>> start Data provided

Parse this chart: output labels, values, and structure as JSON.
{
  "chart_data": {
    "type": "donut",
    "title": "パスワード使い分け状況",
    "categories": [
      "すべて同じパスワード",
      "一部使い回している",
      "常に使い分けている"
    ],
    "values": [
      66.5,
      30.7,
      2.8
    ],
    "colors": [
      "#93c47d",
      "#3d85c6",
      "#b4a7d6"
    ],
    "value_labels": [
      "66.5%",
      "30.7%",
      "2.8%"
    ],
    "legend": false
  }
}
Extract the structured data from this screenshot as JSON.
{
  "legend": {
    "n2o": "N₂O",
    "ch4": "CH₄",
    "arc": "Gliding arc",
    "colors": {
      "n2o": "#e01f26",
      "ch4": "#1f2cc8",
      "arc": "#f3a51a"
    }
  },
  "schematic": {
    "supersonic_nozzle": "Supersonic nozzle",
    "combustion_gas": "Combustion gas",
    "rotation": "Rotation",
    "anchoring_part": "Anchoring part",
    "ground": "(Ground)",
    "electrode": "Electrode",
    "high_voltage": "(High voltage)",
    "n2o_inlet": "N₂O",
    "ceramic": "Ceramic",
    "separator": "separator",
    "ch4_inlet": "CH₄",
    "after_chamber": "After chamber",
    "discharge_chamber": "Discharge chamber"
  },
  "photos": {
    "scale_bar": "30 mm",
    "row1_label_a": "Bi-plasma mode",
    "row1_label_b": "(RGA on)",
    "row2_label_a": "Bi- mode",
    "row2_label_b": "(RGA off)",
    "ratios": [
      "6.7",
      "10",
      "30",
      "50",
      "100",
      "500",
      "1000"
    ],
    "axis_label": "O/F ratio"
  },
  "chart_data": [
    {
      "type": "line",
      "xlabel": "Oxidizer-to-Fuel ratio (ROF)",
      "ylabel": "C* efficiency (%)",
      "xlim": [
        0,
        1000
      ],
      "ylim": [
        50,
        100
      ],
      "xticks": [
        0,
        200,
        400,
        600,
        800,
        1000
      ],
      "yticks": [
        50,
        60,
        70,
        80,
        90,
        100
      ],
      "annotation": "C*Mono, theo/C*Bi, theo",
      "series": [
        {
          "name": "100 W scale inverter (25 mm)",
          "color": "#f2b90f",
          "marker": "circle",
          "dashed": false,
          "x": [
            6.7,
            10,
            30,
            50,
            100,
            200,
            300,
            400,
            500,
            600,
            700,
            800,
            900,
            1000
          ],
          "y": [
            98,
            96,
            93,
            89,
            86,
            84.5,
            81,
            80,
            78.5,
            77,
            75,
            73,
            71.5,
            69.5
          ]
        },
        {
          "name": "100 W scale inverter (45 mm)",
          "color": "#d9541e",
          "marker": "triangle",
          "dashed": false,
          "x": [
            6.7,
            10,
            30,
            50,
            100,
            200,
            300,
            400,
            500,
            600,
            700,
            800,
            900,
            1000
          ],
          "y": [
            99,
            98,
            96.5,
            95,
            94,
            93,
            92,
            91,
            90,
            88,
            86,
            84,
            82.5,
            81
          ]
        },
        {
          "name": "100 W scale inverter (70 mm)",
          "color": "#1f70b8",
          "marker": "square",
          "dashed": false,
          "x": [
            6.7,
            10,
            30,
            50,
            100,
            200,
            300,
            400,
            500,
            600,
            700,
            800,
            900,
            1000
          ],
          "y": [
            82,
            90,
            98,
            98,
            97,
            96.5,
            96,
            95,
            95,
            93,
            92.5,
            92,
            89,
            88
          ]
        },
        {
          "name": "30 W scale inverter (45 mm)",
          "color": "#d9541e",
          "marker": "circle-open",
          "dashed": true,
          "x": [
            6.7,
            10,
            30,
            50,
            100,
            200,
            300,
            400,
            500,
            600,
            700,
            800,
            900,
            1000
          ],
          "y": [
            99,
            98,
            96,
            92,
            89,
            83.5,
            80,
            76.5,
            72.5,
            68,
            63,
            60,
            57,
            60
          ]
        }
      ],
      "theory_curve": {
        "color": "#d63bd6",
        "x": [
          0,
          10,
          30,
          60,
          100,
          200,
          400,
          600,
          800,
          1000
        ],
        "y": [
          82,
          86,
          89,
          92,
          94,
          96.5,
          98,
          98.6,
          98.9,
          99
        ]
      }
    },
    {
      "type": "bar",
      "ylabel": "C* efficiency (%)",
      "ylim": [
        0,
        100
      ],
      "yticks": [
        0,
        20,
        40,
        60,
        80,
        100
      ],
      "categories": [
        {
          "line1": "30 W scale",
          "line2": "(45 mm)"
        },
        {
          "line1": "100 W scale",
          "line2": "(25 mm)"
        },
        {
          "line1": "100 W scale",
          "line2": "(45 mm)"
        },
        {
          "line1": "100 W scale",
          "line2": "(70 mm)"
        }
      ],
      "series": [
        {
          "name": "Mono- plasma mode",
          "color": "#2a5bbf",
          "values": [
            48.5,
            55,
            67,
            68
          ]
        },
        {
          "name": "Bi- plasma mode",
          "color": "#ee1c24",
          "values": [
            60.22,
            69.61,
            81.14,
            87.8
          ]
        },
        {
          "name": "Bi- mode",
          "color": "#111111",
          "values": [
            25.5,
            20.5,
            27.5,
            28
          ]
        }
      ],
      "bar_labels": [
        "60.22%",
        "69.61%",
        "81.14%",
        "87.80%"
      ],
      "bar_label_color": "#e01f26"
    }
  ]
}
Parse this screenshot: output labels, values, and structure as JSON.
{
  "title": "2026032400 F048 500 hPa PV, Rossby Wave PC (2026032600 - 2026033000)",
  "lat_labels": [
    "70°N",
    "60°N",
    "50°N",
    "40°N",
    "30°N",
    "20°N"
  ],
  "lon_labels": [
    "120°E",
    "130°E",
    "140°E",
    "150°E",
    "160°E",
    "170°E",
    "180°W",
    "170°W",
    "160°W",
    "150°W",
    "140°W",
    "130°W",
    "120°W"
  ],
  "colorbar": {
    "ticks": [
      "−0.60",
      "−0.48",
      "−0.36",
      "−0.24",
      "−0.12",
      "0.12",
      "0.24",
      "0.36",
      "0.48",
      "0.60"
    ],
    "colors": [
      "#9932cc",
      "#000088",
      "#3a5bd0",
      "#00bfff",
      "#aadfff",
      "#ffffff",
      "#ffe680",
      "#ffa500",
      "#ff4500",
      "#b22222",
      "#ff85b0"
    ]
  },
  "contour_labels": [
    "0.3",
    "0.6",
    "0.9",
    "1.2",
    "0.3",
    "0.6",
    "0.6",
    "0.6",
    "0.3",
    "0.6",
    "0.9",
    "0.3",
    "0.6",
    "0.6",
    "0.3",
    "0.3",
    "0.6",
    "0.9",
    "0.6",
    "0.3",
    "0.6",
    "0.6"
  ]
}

>> end Data provided

__Given request__
Please give back all of the records exactly as written.

__Complete output__
Parse this chart: output labels, values, and structure as JSON.
{
  "chart_data": {
    "type": "donut",
    "title": "パスワード使い分け状況",
    "categories": [
      "すべて同じパスワード",
      "一部使い回している",
      "常に使い分けている"
    ],
    "values": [
      66.5,
      30.7,
      2.8
    ],
    "colors": [
      "#93c47d",
      "#3d85c6",
      "#b4a7d6"
    ],
    "value_labels": [
      "66.5%",
      "30.7%",
      "2.8%"
    ],
    "legend": false
  }
}
Extract the structured data from this screenshot as JSON.
{
  "legend": {
    "n2o": "N₂O",
    "ch4": "CH₄",
    "arc": "Gliding arc",
    "colors": {
      "n2o": "#e01f26",
      "ch4": "#1f2cc8",
      "arc": "#f3a51a"
    }
  },
  "schematic": {
    "supersonic_nozzle": "Supersonic nozzle",
    "combustion_gas": "Combustion gas",
    "rotation": "Rotation",
    "anchoring_part": "Anchoring part",
    "ground": "(Ground)",
    "electrode": "Electrode",
    "high_voltage": "(High voltage)",
    "n2o_inlet": "N₂O",
    "ceramic": "Ceramic",
    "separator": "separator",
    "ch4_inlet": "CH₄",
    "after_chamber": "After chamber",
    "discharge_chamber": "Discharge chamber"
  },
  "photos": {
    "scale_bar": "30 mm",
    "row1_label_a": "Bi-plasma mode",
    "row1_label_b": "(RGA on)",
    "row2_label_a": "Bi- mode",
    "row2_label_b": "(RGA off)",
    "ratios": [
      "6.7",
      "10",
      "30",
      "50",
      "100",
      "500",
      "1000"
    ],
    "axis_label": "O/F ratio"
  },
  "chart_data": [
    {
      "type": "line",
      "xlabel": "Oxidizer-to-Fuel ratio (ROF)",
      "ylabel": "C* efficiency (%)",
      "xlim": [
        0,
        1000
      ],
      "ylim": [
        50,
        100
      ],
      "xticks": [
        0,
        200,
        400,
        600,
        800,
        1000
      ],
      "yticks": [
        50,
        60,
        70,
        80,
        90,
        100
      ],
      "annotation": "C*Mono, theo/C*Bi, theo",
      "series": [
        {
          "name": "100 W scale inverter (25 mm)",
          "color": "#f2b90f",
          "marker": "circle",
          "dashed": false,
          "x": [
            6.7,
            10,
            30,
            50,
            100,
            200,
            300,
            400,
            500,
            600,
            700,
            800,
            900,
            1000
          ],
          "y": [
            98,
            96,
            93,
            89,
            86,
            84.5,
            81,
            80,
            78.5,
            77,
            75,
            73,
            71.5,
            69.5
          ]
        },
        {
          "name": "100 W scale inverter (45 mm)",
          "color": "#d9541e",
          "marker": "triangle",
          "dashed": false,
          "x": [
            6.7,
            10,
            30,
            50,
            100,
            200,
            300,
            400,
            500,
            600,
            700,
            800,
            900,
            1000
          ],
          "y": [
            99,
            98,
            96.5,
            95,
            94,
            93,
            92,
            91,
            90,
            88,
            86,
            84,
            82.5,
            81
          ]
        },
        {
          "name": "100 W scale inverter (70 mm)",
          "color": "#1f70b8",
          "marker": "square",
          "dashed": false,
          "x": [
            6.7,
            10,
            30,
            50,
            100,
            200,
            300,
            400,
            500,
            600,
            700,
            800,
            900,
            1000
          ],
          "y": [
            82,
            90,
            98,
            98,
            97,
            96.5,
            96,
            95,
            95,
            93,
            92.5,
            92,
            89,
            88
          ]
        },
        {
          "name": "30 W scale inverter (45 mm)",
          "color": "#d9541e",
          "marker": "circle-open",
          "dashed": true,
          "x": [
            6.7,
            10,
            30,
            50,
            100,
            200,
            300,
            400,
            500,
            600,
            700,
            800,
            900,
            1000
          ],
          "y": [
            99,
            98,
            96,
            92,
            89,
            83.5,
            80,
            76.5,
            72.5,
            68,
            63,
            60,
            57,
            60
          ]
        }
      ],
      "theory_curve": {
        "color": "#d63bd6",
        "x": [
          0,
          10,
          30,
          60,
          100,
          200,
          400,
          600,
          800,
          1000
        ],
        "y": [
          82,
          86,
          89,
          92,
          94,
          96.5,
          98,
          98.6,
          98.9,
          99
        ]
      }
    },
    {
      "type": "bar",
      "ylabel": "C* efficiency (%)",
      "ylim": [
        0,
        100
      ],
      "yticks": [
        0,
        20,
        40,
        60,
        80,
        100
      ],
      "categories": [
        {
          "line1": "30 W scale",
          "line2": "(45 mm)"
        },
        {
          "line1": "100 W scale",
          "line2": "(25 mm)"
        },
        {
          "line1": "100 W scale",
          "line2": "(45 mm)"
        },
        {
          "line1": "100 W scale",
          "line2": "(70 mm)"
        }
      ],
      "series": [
        {
          "name": "Mono- plasma mode",
          "color": "#2a5bbf",
          "values": [
            48.5,
            55,
            67,
            68
          ]
        },
        {
          "name": "Bi- plasma mode",
          "color": "#ee1c24",
          "values": [
            60.22,
            69.61,
            81.14,
            87.8
          ]
        },
        {
          "name": "Bi- mode",
          "color": "#111111",
          "values": [
            25.5,
            20.5,
            27.5,
            28
          ]
        }
      ],
      "bar_labels": [
        "60.22%",
        "69.61%",
        "81.14%",
        "87.80%"
      ],
      "bar_label_color": "#e01f26"
    }
  ]
}
Parse this screenshot: output labels, values, and structure as JSON.
{
  "title": "2026032400 F048 500 hPa PV, Rossby Wave PC (2026032600 - 2026033000)",
  "lat_labels": [
    "70°N",
    "60°N",
    "50°N",
    "40°N",
    "30°N",
    "20°N"
  ],
  "lon_labels": [
    "120°E",
    "130°E",
    "140°E",
    "150°E",
    "160°E",
    "170°E",
    "180°W",
    "170°W",
    "160°W",
    "150°W",
    "140°W",
    "130°W",
    "120°W"
  ],
  "colorbar": {
    "ticks": [
      "−0.60",
      "−0.48",
      "−0.36",
      "−0.24",
      "−0.12",
      "0.12",
      "0.24",
      "0.36",
      "0.48",
      "0.60"
    ],
    "colors": [
      "#9932cc",
      "#000088",
      "#3a5bd0",
      "#00bfff",
      "#aadfff",
      "#ffffff",
      "#ffe680",
      "#ffa500",
      "#ff4500",
      "#b22222",
      "#ff85b0"
    ]
  },
  "contour_labels": [
    "0.3",
    "0.6",
    "0.9",
    "1.2",
    "0.3",
    "0.6",
    "0.6",
    "0.6",
    "0.3",
    "0.6",
    "0.9",
    "0.3",
    "0.6",
    "0.6",
    "0.3",
    "0.3",
    "0.6",
    "0.9",
    "0.6",
    "0.3",
    "0.6",
    "0.6"
  ]
}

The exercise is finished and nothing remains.